The exercise
Quote the rows word for word, from the first one through the one containing "y-tick-label: 60.00% bbox=[80, 501, 134, 518]", including both ends.

Dataset records
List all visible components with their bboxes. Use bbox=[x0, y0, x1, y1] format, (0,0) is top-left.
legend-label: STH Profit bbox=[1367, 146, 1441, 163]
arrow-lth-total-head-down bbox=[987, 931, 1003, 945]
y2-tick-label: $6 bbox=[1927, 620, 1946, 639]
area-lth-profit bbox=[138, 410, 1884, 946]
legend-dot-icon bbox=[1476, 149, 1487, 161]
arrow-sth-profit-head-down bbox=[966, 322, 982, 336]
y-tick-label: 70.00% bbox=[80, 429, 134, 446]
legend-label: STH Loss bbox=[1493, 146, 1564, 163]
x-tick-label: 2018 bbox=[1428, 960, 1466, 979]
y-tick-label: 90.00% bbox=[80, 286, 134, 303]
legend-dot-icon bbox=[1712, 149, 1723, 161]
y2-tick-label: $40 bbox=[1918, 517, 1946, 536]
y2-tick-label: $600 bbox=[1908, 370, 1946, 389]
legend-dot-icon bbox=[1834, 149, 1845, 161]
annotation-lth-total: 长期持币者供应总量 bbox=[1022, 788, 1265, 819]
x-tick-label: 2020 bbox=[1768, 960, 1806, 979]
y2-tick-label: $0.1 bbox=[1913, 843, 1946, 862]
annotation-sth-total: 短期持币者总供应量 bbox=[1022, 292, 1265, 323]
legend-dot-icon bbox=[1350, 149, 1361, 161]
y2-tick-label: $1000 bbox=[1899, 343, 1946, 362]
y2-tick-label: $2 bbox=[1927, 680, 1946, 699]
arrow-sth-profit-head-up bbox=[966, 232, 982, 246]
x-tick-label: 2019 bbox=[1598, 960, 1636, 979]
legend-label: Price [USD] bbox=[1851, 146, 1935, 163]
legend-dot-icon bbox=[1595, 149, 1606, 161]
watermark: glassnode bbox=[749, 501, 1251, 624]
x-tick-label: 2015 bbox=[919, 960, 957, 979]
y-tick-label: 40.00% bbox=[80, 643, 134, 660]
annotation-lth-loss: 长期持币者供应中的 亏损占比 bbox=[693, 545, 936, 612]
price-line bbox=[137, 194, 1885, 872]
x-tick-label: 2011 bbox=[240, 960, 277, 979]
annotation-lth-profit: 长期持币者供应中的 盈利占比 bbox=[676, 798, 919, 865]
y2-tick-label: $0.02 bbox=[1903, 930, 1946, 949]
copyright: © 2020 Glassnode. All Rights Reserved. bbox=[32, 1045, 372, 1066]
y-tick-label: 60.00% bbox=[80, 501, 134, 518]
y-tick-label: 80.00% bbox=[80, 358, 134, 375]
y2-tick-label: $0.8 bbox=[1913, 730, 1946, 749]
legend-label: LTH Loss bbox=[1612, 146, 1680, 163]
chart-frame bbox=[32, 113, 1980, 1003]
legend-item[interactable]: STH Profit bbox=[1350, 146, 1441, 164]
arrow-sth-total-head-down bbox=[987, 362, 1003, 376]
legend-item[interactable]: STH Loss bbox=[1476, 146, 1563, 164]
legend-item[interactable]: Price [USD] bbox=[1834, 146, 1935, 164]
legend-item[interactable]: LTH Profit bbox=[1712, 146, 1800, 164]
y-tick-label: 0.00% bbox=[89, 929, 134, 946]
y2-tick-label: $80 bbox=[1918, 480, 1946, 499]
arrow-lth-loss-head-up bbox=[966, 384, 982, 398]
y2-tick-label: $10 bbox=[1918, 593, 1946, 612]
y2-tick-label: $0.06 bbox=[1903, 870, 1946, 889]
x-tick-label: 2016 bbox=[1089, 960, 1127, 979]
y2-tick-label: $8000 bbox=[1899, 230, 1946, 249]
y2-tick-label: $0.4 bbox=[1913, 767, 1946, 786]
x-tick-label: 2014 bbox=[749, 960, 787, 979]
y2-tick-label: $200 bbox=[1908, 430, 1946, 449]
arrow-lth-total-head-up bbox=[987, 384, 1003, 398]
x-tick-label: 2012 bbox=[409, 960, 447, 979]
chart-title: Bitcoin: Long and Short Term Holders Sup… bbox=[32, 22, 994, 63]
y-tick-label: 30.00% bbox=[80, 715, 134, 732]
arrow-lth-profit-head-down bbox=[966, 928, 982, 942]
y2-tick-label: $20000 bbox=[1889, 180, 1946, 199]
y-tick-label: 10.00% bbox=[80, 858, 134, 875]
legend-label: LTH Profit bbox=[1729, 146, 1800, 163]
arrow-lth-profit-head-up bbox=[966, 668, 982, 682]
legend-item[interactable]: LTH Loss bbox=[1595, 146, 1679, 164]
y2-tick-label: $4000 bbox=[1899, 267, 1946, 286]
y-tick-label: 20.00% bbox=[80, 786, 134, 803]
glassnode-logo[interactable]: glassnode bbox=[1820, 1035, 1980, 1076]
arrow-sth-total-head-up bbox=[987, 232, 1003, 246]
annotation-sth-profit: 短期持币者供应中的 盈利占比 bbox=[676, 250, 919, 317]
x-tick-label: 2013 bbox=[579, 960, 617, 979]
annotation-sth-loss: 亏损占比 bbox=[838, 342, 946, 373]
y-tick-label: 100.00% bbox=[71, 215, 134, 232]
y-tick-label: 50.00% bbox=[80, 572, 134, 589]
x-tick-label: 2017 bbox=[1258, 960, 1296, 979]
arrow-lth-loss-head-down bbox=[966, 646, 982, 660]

Solution to the problem
List all visible components with their bboxes. Use bbox=[x0, y0, x1, y1] format, (0,0) is top-left.
legend-label: STH Profit bbox=[1367, 146, 1441, 163]
arrow-lth-total-head-down bbox=[987, 931, 1003, 945]
y2-tick-label: $6 bbox=[1927, 620, 1946, 639]
area-lth-profit bbox=[138, 410, 1884, 946]
legend-dot-icon bbox=[1476, 149, 1487, 161]
arrow-sth-profit-head-down bbox=[966, 322, 982, 336]
y-tick-label: 70.00% bbox=[80, 429, 134, 446]
legend-label: STH Loss bbox=[1493, 146, 1564, 163]
x-tick-label: 2018 bbox=[1428, 960, 1466, 979]
y-tick-label: 90.00% bbox=[80, 286, 134, 303]
legend-dot-icon bbox=[1712, 149, 1723, 161]
y2-tick-label: $40 bbox=[1918, 517, 1946, 536]
y2-tick-label: $600 bbox=[1908, 370, 1946, 389]
legend-dot-icon bbox=[1834, 149, 1845, 161]
annotation-lth-total: 长期持币者供应总量 bbox=[1022, 788, 1265, 819]
x-tick-label: 2020 bbox=[1768, 960, 1806, 979]
y2-tick-label: $0.1 bbox=[1913, 843, 1946, 862]
annotation-sth-total: 短期持币者总供应量 bbox=[1022, 292, 1265, 323]
legend-dot-icon bbox=[1350, 149, 1361, 161]
y2-tick-label: $1000 bbox=[1899, 343, 1946, 362]
y2-tick-label: $2 bbox=[1927, 680, 1946, 699]
arrow-sth-profit-head-up bbox=[966, 232, 982, 246]
x-tick-label: 2019 bbox=[1598, 960, 1636, 979]
legend-label: Price [USD] bbox=[1851, 146, 1935, 163]
legend-dot-icon bbox=[1595, 149, 1606, 161]
watermark: glassnode bbox=[749, 501, 1251, 624]
x-tick-label: 2015 bbox=[919, 960, 957, 979]
y-tick-label: 40.00% bbox=[80, 643, 134, 660]
annotation-lth-loss: 长期持币者供应中的 亏损占比 bbox=[693, 545, 936, 612]
price-line bbox=[137, 194, 1885, 872]
x-tick-label: 2011 bbox=[240, 960, 277, 979]
annotation-lth-profit: 长期持币者供应中的 盈利占比 bbox=[676, 798, 919, 865]
y2-tick-label: $0.02 bbox=[1903, 930, 1946, 949]
copyright: © 2020 Glassnode. All Rights Reserved. bbox=[32, 1045, 372, 1066]
y-tick-label: 60.00% bbox=[80, 501, 134, 518]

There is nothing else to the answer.